## Start PASSAGE

Evaluation Methods (Value Prediction)

The unified view of evaluation methods along two axes (Sutton and Barto figure):

Width (sampling): from one sample (TD) to all samples (DP)
Depth (bootstrapping): from one-step (TD) to full return (MC)

Key methods: Gradient MC, semi-gradient TD(0), GTD2, LSTD

Control Methods

	On-Policy	Off-Policy
Tabular	SARSA, MC Control	Q-Learning
With Approximation	Semi-gradient SARSA	DQN, CQL
DP (known model)	Policy Evaluation	Value Iteration
Off-policy with IS	(SARSA with importance weights)	—

Convergence with Function Approximation

This table is critical for the exam. Know which combinations converge and which do not.

Convergence Guarantees

Method	Tabular (On/Off)	Linear On-Policy	Nonlinear On-Policy	Linear Off-Policy	Nonlinear Off-Policy
Gradient MC	Yes	Yes (global)	Yes (local)	Yes (global)	Yes (local)

## End PASSAGE
## Start RECORD SET

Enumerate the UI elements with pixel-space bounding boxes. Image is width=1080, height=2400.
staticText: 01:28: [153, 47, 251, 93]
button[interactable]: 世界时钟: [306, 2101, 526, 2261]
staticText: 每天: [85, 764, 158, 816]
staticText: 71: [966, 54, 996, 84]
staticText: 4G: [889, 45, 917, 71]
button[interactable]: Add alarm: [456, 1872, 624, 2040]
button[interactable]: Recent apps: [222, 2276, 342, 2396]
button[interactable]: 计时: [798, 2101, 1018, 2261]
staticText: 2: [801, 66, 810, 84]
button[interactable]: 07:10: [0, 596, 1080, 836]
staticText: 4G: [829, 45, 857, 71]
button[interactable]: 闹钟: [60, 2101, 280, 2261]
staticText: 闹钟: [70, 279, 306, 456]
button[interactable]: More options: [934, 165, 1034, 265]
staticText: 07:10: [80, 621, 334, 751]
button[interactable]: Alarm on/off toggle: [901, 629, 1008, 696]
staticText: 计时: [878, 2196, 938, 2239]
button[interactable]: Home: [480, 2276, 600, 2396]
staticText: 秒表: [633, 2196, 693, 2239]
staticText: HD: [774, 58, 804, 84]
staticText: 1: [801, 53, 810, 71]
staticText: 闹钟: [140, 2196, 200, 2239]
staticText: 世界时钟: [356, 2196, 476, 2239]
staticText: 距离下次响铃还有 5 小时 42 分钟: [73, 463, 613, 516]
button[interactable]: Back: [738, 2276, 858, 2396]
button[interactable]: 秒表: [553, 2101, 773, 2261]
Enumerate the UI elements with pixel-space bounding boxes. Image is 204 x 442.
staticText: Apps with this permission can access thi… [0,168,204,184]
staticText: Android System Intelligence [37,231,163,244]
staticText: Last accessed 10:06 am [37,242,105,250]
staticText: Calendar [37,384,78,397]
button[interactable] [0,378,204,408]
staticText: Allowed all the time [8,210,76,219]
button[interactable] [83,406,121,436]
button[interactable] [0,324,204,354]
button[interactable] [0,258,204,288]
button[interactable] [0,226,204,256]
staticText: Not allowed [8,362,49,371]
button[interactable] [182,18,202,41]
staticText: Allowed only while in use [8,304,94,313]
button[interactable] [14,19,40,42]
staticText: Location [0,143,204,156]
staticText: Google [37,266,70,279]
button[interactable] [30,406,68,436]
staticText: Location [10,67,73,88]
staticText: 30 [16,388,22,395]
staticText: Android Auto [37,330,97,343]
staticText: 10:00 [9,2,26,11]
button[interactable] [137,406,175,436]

## End RECORD SET

◆ PROBLEMS TO WORK ON ◆
a – Answer these questions from the reinforcement learning passage:
(i) Between which two ends does the depth axis run?
(ii) Which two methods are listed for off-policy control with approximation?
(iii) What does the convergence table give for Gradient MC under nonlinear off-policy?
b – Switch "full return" to "complete return" in the reinforcement learning passage, and write out the stretch from "The unified view" through "full return (MC)" with that change.
Use only the reinforcement learning passage as a source, not the material.

◆ WORKED SOLUTIONS ◆
a –
(i) From one-step (TD) to full return (MC).
(ii) DQN and CQL.
(iii) Yes (local).

b –
The unified view of evaluation methods along two axes (Sutton and Barto figure):

Width (sampling): from one sample (TD) to all samples (DP)
Depth (bootstrapping): from one-step (TD) to complete return (MC)